## PROBLEM
Format every line of the entries below as a Markdown table with the columns Row and Line, numbering the rows and omitting blank lines.

## GIVEN RECORDS
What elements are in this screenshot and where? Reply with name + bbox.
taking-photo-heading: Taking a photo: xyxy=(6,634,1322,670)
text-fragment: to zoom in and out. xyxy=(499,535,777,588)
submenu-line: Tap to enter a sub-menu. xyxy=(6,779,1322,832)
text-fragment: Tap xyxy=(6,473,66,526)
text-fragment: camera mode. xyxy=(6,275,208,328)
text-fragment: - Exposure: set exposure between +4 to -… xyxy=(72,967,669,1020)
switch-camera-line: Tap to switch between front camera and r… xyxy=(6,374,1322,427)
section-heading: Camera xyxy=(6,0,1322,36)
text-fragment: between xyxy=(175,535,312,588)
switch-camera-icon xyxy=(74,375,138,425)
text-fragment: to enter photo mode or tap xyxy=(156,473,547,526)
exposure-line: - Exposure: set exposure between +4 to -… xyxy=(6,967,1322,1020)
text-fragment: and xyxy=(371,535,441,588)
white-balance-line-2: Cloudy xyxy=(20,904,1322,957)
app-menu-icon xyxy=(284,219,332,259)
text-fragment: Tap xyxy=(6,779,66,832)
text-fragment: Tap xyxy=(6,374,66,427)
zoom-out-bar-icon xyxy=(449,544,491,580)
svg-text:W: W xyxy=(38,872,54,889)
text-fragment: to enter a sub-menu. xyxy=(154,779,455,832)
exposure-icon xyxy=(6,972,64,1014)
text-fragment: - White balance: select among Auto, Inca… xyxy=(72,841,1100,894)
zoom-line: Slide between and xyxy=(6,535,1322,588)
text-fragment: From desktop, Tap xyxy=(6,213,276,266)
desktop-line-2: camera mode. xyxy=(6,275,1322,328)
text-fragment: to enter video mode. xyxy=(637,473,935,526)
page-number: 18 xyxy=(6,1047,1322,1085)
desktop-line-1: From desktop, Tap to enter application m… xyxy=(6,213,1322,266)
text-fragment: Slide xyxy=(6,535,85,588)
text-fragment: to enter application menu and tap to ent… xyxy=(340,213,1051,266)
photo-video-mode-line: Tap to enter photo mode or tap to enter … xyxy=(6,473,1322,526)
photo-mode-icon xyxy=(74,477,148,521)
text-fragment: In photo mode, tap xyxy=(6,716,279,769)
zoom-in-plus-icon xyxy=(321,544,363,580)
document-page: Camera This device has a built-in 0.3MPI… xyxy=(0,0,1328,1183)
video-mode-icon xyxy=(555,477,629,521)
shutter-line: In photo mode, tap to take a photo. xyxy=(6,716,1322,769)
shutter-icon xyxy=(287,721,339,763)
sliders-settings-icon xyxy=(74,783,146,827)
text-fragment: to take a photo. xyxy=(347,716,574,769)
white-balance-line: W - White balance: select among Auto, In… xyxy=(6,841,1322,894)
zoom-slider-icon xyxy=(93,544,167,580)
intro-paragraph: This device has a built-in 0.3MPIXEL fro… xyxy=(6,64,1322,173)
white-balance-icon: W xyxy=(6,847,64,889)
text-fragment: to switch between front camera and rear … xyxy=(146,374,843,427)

## WRITTEN ANSWER
| Row | Line |
|---|---|
| 1 | What elements are in this screenshot and where? Reply with name + bbox. |
| 2 | taking-photo-heading: Taking a photo: xyxy=(6,634,1322,670) |
| 3 | text-fragment: to zoom in and out. xyxy=(499,535,777,588) |
| 4 | submenu-line: Tap to enter a sub-menu. xyxy=(6,779,1322,832) |
| 5 | text-fragment: Tap xyxy=(6,473,66,526) |
| 6 | text-fragment: camera mode. xyxy=(6,275,208,328) |
| 7 | text-fragment: - Exposure: set exposure between +4 to -… xyxy=(72,967,669,1020) |
| 8 | switch-camera-line: Tap to switch between front camera and r… xyxy=(6,374,1322,427) |
| 9 | section-heading: Camera xyxy=(6,0,1322,36) |
| 10 | text-fragment: between xyxy=(175,535,312,588) |
| 11 | switch-camera-icon xyxy=(74,375,138,425) |
| 12 | text-fragment: to enter photo mode or tap xyxy=(156,473,547,526) |
| 13 | exposure-line: - Exposure: set exposure between +4 to -… xyxy=(6,967,1322,1020) |
| 14 | text-fragment: and xyxy=(371,535,441,588) |
| 15 | white-balance-line-2: Cloudy xyxy=(20,904,1322,957) |
| 16 | app-menu-icon xyxy=(284,219,332,259) |
| 17 | text-fragment: Tap xyxy=(6,779,66,832) |
| 18 | text-fragment: Tap xyxy=(6,374,66,427) |
| 19 | zoom-out-bar-icon xyxy=(449,544,491,580) |
| 20 | svg-text:W: W xyxy=(38,872,54,889) |
| 21 | text-fragment: to enter a sub-menu. xyxy=(154,779,455,832) |
| 22 | exposure-icon xyxy=(6,972,64,1014) |
| 23 | text-fragment: - White balance: select among Auto, Inca… xyxy=(72,841,1100,894) |
| 24 | zoom-line: Slide between and xyxy=(6,535,1322,588) |
| 25 | text-fragment: From desktop, Tap xyxy=(6,213,276,266) |
| 26 | desktop-line-2: camera mode. xyxy=(6,275,1322,328) |
| 27 | text-fragment: to enter video mode. xyxy=(637,473,935,526) |
| 28 | page-number: 18 xyxy=(6,1047,1322,1085) |
| 29 | desktop-line-1: From desktop, Tap to enter application m… xyxy=(6,213,1322,266) |
| 30 | text-fragment: Slide xyxy=(6,535,85,588) |
| 31 | text-fragment: to enter application menu and tap to ent… xyxy=(340,213,1051,266) |
| 32 | photo-video-mode-line: Tap to enter photo mode or tap to enter … xyxy=(6,473,1322,526) |
| 33 | photo-mode-icon xyxy=(74,477,148,521) |
| 34 | text-fragment: In photo mode, tap xyxy=(6,716,279,769) |
| 35 | zoom-in-plus-icon xyxy=(321,544,363,580) |
| 36 | document-page: Camera This device has a built-in 0.3MPI… xyxy=(0,0,1328,1183) |
| 37 | video-mode-icon xyxy=(555,477,629,521) |
| 38 | shutter-line: In photo mode, tap to take a photo. xyxy=(6,716,1322,769) |
| 39 | shutter-icon xyxy=(287,721,339,763) |
| 40 | sliders-settings-icon xyxy=(74,783,146,827) |
| 41 | text-fragment: to take a photo. xyxy=(347,716,574,769) |
| 42 | white-balance-line: W - White balance: select among Auto, In… xyxy=(6,841,1322,894) |
| 43 | zoom-slider-icon xyxy=(93,544,167,580) |
| 44 | intro-paragraph: This device has a built-in 0.3MPIXEL fro… xyxy=(6,64,1322,173) |
| 45 | white-balance-icon: W xyxy=(6,847,64,889) |
| 46 | text-fragment: to switch between front camera and rear … xyxy=(146,374,843,427) |